RAW DATA:
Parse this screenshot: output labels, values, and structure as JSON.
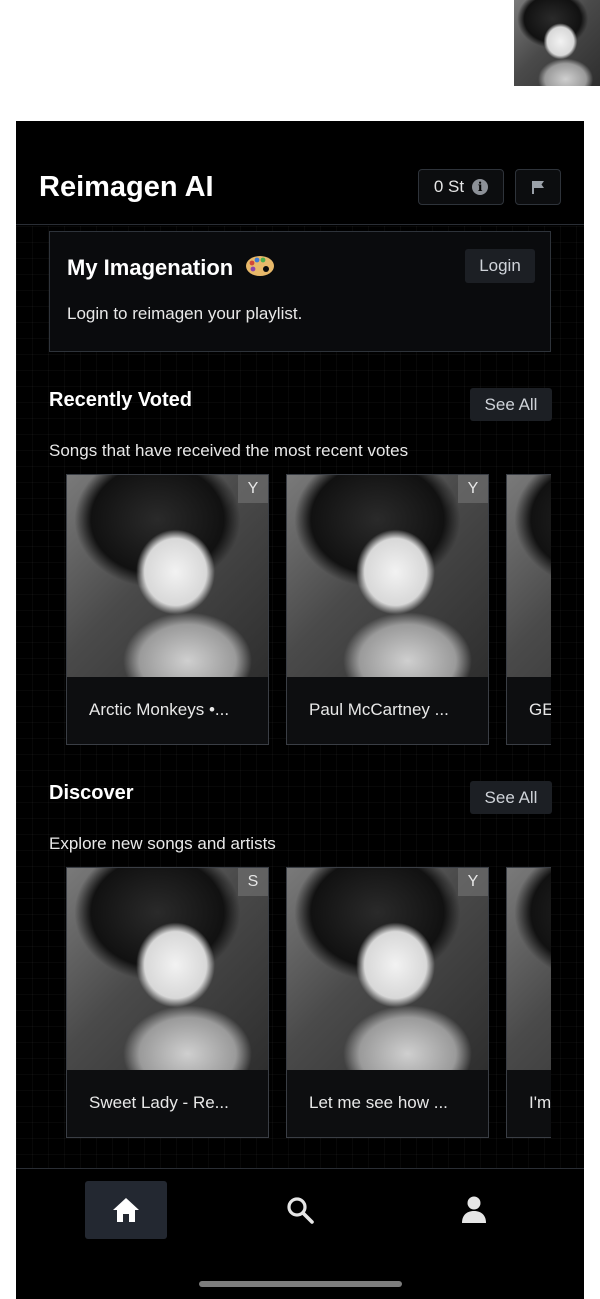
{
  "header": {
    "app_title": "Reimagen AI",
    "credits_label": "0 St",
    "info_icon": "info-icon",
    "flag_icon": "flag-icon"
  },
  "my_imagenation": {
    "title": "My Imagenation",
    "icon": "palette-icon",
    "login_label": "Login",
    "description": "Login to reimagen your playlist."
  },
  "recently_voted": {
    "title": "Recently Voted",
    "see_all_label": "See All",
    "subtitle": "Songs that have received the most recent votes",
    "cards": [
      {
        "label": "Arctic Monkeys •...",
        "badge": "Y"
      },
      {
        "label": "Paul McCartney ...",
        "badge": "Y"
      },
      {
        "label": "GE",
        "badge": ""
      }
    ]
  },
  "discover": {
    "title": "Discover",
    "see_all_label": "See All",
    "subtitle": "Explore new songs and artists",
    "cards": [
      {
        "label": "Sweet Lady - Re...",
        "badge": "S"
      },
      {
        "label": "Let me see how ...",
        "badge": "Y"
      },
      {
        "label": "I'm",
        "badge": ""
      }
    ]
  },
  "bottom_nav": {
    "items": [
      {
        "icon": "home-icon",
        "active": true
      },
      {
        "icon": "search-icon",
        "active": false
      },
      {
        "icon": "profile-icon",
        "active": false
      }
    ]
  },
  "colors": {
    "background": "#000000",
    "surface": "#1c1f24",
    "border": "#2e333a",
    "nav_active": "#232831",
    "text": "#ffffff"
  }
}
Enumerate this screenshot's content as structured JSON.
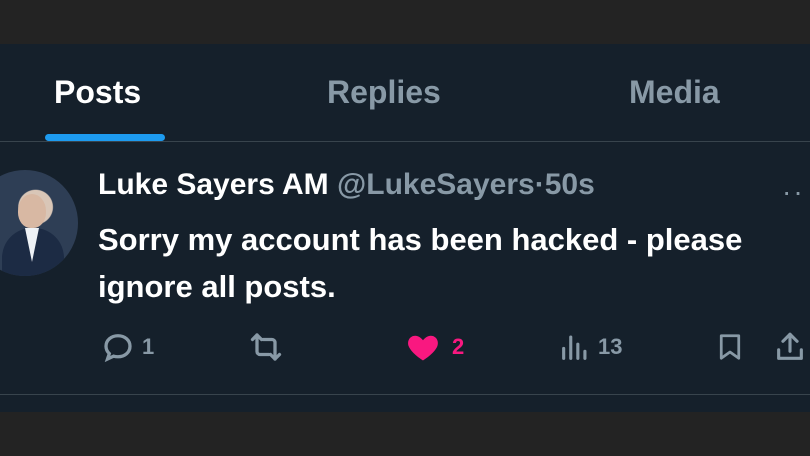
{
  "tabs": [
    {
      "label": "Posts",
      "active": true
    },
    {
      "label": "Replies",
      "active": false
    },
    {
      "label": "Media",
      "active": false
    }
  ],
  "tweet": {
    "author_name": "Luke Sayers AM",
    "handle": "@LukeSayers",
    "separator": "·",
    "time": "50s",
    "text": "Sorry my account has been hacked - please ignore all posts.",
    "actions": {
      "reply": {
        "icon": "reply-icon",
        "count": "1"
      },
      "repost": {
        "icon": "repost-icon",
        "count": ""
      },
      "like": {
        "icon": "heart-icon",
        "count": "2",
        "liked": true
      },
      "views": {
        "icon": "views-icon",
        "count": "13"
      },
      "bookmark": {
        "icon": "bookmark-icon"
      },
      "share": {
        "icon": "share-icon"
      }
    }
  },
  "colors": {
    "background": "#15202b",
    "accent": "#1d9bf0",
    "like": "#f91880",
    "muted": "#8899a6",
    "text": "#ffffff"
  }
}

WHAT YOU SHOULD DO: Each line above that includes "screenshot" should be shown.

RESPONSE TO THIS EXERCISE:
Parse this screenshot: output labels, values, and structure as JSON.
Enumerate this screenshot's content as structured JSON.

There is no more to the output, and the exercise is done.